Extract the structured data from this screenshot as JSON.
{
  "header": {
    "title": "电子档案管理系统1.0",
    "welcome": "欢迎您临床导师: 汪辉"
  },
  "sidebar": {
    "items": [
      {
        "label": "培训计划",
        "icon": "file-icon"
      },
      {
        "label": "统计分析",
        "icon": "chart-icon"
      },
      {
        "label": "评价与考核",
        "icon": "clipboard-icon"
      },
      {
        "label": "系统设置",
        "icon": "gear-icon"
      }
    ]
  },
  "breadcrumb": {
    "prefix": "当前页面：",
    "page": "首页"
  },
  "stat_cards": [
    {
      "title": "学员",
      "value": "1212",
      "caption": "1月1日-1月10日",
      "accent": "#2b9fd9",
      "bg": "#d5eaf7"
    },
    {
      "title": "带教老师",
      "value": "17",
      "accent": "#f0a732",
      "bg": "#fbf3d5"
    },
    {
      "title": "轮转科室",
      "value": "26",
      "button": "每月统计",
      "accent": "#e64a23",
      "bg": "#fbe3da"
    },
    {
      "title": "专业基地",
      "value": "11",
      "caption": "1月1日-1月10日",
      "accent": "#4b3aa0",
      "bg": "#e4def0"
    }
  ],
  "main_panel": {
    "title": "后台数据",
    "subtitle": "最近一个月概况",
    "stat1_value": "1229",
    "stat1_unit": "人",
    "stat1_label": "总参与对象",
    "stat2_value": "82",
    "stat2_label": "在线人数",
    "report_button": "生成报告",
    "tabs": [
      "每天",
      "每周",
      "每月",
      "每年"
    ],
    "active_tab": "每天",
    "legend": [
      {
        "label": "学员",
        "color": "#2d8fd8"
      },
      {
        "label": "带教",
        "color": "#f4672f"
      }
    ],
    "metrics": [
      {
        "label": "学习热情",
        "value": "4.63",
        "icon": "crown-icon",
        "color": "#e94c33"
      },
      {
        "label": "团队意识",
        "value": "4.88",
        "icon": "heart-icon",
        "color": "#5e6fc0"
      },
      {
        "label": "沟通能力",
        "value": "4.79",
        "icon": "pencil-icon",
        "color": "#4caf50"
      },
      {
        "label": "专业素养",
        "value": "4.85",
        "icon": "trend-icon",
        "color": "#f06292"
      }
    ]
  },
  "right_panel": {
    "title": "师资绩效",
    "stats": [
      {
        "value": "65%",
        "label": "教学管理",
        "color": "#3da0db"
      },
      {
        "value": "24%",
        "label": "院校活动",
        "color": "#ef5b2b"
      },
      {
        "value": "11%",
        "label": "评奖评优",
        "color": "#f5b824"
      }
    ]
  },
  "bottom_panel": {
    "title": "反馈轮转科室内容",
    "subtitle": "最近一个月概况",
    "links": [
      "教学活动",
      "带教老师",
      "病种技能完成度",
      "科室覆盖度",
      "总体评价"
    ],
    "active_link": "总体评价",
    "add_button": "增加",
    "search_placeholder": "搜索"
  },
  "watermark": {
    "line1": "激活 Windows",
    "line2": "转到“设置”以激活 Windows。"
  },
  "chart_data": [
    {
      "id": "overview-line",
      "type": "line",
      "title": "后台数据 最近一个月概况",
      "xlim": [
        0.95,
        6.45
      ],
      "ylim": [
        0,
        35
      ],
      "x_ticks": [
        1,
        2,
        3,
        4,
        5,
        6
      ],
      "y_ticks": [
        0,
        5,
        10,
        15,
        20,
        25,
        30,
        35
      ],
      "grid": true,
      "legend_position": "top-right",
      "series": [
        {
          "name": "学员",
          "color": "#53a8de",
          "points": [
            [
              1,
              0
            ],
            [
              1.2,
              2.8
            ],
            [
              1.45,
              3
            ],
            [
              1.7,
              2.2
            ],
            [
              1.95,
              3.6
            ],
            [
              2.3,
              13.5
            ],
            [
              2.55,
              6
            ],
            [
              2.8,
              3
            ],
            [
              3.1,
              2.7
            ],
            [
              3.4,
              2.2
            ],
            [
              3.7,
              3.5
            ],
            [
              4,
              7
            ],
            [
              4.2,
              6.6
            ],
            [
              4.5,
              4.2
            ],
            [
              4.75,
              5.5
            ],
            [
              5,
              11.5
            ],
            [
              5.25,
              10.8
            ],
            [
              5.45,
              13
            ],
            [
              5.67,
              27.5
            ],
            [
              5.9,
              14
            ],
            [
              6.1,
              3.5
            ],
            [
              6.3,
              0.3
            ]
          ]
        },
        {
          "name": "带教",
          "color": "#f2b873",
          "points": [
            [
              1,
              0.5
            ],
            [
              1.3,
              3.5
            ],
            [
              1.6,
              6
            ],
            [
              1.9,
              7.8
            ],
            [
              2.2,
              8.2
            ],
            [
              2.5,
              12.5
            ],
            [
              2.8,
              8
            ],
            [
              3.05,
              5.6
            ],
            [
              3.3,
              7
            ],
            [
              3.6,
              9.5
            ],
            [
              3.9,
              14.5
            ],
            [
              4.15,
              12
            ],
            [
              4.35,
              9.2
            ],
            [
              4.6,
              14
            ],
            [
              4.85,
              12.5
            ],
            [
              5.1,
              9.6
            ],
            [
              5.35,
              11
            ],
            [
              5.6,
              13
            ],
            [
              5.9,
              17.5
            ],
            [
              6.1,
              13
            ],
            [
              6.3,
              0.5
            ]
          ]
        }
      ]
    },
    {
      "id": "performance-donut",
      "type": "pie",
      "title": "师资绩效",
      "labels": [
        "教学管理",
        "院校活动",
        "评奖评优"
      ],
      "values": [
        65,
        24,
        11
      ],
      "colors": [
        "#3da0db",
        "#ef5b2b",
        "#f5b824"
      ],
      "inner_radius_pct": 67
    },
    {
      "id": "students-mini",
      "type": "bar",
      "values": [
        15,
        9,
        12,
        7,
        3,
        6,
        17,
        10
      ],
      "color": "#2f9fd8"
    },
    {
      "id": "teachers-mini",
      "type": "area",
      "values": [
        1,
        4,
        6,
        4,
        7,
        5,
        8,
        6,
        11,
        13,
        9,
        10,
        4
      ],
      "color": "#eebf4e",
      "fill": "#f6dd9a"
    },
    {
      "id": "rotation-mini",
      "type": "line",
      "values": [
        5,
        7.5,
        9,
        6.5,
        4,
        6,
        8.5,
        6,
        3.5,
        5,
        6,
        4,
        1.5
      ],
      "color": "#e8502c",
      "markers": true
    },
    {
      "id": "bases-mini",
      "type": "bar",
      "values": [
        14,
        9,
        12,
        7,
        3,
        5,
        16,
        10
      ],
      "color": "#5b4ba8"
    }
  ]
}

+++

▶ [What needs to be done] Repeat the records exactly, including every line.

▶ [Task output]
Extract the structured data from this screenshot as JSON.
{
  "header": {
    "title": "电子档案管理系统1.0",
    "welcome": "欢迎您临床导师: 汪辉"
  },
  "sidebar": {
    "items": [
      {
        "label": "培训计划",
        "icon": "file-icon"
      },
      {
        "label": "统计分析",
        "icon": "chart-icon"
      },
      {
        "label": "评价与考核",
        "icon": "clipboard-icon"
      },
      {
        "label": "系统设置",
        "icon": "gear-icon"
      }
    ]
  },
  "breadcrumb": {
    "prefix": "当前页面：",
    "page": "首页"
  },
  "stat_cards": [
    {
      "title": "学员",
      "value": "1212",
      "caption": "1月1日-1月10日",
      "accent": "#2b9fd9",
      "bg": "#d5eaf7"
    },
    {
      "title": "带教老师",
      "value": "17",
      "accent": "#f0a732",
      "bg": "#fbf3d5"
    },
    {
      "title": "轮转科室",
      "value": "26",
      "button": "每月统计",
      "accent": "#e64a23",
      "bg": "#fbe3da"
    },
    {
      "title": "专业基地",
      "value": "11",
      "caption": "1月1日-1月10日",
      "accent": "#4b3aa0",
      "bg": "#e4def0"
    }
  ],
  "main_panel": {
    "title": "后台数据",
    "subtitle": "最近一个月概况",
    "stat1_value": "1229",
    "stat1_unit": "人",
    "stat1_label": "总参与对象",
    "stat2_value": "82",
    "stat2_label": "在线人数",
    "report_button": "生成报告",
    "tabs": [
      "每天",
      "每周",
      "每月",
      "每年"
    ],
    "active_tab": "每天",
    "legend": [
      {
        "label": "学员",
        "color": "#2d8fd8"
      },
      {
        "label": "带教",
        "color": "#f4672f"
      }
    ],
    "metrics": [
      {
        "label": "学习热情",
        "value": "4.63",
        "icon": "crown-icon",
        "color": "#e94c33"
      },
      {
        "label": "团队意识",
        "value": "4.88",
        "icon": "heart-icon",
        "color": "#5e6fc0"
      },
      {
        "label": "沟通能力",
        "value": "4.79",
        "icon": "pencil-icon",
        "color": "#4caf50"
      },
      {
        "label": "专业素养",
        "value": "4.85",
        "icon": "trend-icon",
        "color": "#f06292"
      }
    ]
  },
  "right_panel": {
    "title": "师资绩效",
    "stats": [
      {
        "value": "65%",
        "label": "教学管理",
        "color": "#3da0db"
      },
      {
        "value": "24%",
        "label": "院校活动",
        "color": "#ef5b2b"
      },
      {
        "value": "11%",
        "label": "评奖评优",
        "color": "#f5b824"
      }
    ]
  },
  "bottom_panel": {
    "title": "反馈轮转科室内容",
    "subtitle": "最近一个月概况",
    "links": [
      "教学活动",
      "带教老师",
      "病种技能完成度",
      "科室覆盖度",
      "总体评价"
    ],
    "active_link": "总体评价",
    "add_button": "增加",
    "search_placeholder": "搜索"
  },
  "watermark": {
    "line1": "激活 Windows",
    "line2": "转到“设置”以激活 Windows。"
  },
  "chart_data": [
    {
      "id": "overview-line",
      "type": "line",
      "title": "后台数据 最近一个月概况",
      "xlim": [
        0.95,
        6.45
      ],
      "ylim": [
        0,
        35
      ],
      "x_ticks": [
        1,
        2,
        3,
        4,
        5,
        6
      ],
      "y_ticks": [
        0,
        5,
        10,
        15,
        20,
        25,
        30,
        35
      ],
      "grid": true,
      "legend_position": "top-right",
      "series": [
        {
          "name": "学员",
          "color": "#53a8de",
          "points": [
            [
              1,
              0
            ],
            [
              1.2,
              2.8
            ],
            [
              1.45,
              3
            ],
            [
              1.7,
              2.2
            ],
            [
              1.95,
              3.6
            ],
            [
              2.3,
              13.5
            ],
            [
              2.55,
              6
            ],
            [
              2.8,
              3
            ],
            [
              3.1,
              2.7
            ],
            [
              3.4,
              2.2
            ],
            [
              3.7,
              3.5
            ],
            [
              4,
              7
            ],
            [
              4.2,
              6.6
            ],
            [
              4.5,
              4.2
            ],
            [
              4.75,
              5.5
            ],
            [
              5,
              11.5
            ],
            [
              5.25,
              10.8
            ],
            [
              5.45,
              13
            ],
            [
              5.67,
              27.5
            ],
            [
              5.9,
              14
            ],
            [
              6.1,
              3.5
            ],
            [
              6.3,
              0.3
            ]
          ]
        },
        {
          "name": "带教",
          "color": "#f2b873",
          "points": [
            [
              1,
              0.5
            ],
            [
              1.3,
              3.5
            ],
            [
              1.6,
              6
            ],
            [
              1.9,
              7.8
            ],
            [
              2.2,
              8.2
            ],
            [
              2.5,
              12.5
            ],
            [
              2.8,
              8
            ],
            [
              3.05,
              5.6
            ],
            [
              3.3,
              7
            ],
            [
              3.6,
              9.5
            ],
            [
              3.9,
              14.5
            ],
            [
              4.15,
              12
            ],
            [
              4.35,
              9.2
            ],
            [
              4.6,
              14
            ],
            [
              4.85,
              12.5
            ],
            [
              5.1,
              9.6
            ],
            [
              5.35,
              11
            ],
            [
              5.6,
              13
            ],
            [
              5.9,
              17.5
            ],
            [
              6.1,
              13
            ],
            [
              6.3,
              0.5
            ]
          ]
        }
      ]
    },
    {
      "id": "performance-donut",
      "type": "pie",
      "title": "师资绩效",
      "labels": [
        "教学管理",
        "院校活动",
        "评奖评优"
      ],
      "values": [
        65,
        24,
        11
      ],
      "colors": [
        "#3da0db",
        "#ef5b2b",
        "#f5b824"
      ],
      "inner_radius_pct": 67
    },
    {
      "id": "students-mini",
      "type": "bar",
      "values": [
        15,
        9,
        12,
        7,
        3,
        6,
        17,
        10
      ],
      "color": "#2f9fd8"
    },
    {
      "id": "teachers-mini",
      "type": "area",
      "values": [
        1,
        4,
        6,
        4,
        7,
        5,
        8,
        6,
        11,
        13,
        9,
        10,
        4
      ],
      "color": "#eebf4e",
      "fill": "#f6dd9a"
    },
    {
      "id": "rotation-mini",
      "type": "line",
      "values": [
        5,
        7.5,
        9,
        6.5,
        4,
        6,
        8.5,
        6,
        3.5,
        5,
        6,
        4,
        1.5
      ],
      "color": "#e8502c",
      "markers": true
    },
    {
      "id": "bases-mini",
      "type": "bar",
      "values": [
        14,
        9,
        12,
        7,
        3,
        5,
        16,
        10
      ],
      "color": "#5b4ba8"
    }
  ]
}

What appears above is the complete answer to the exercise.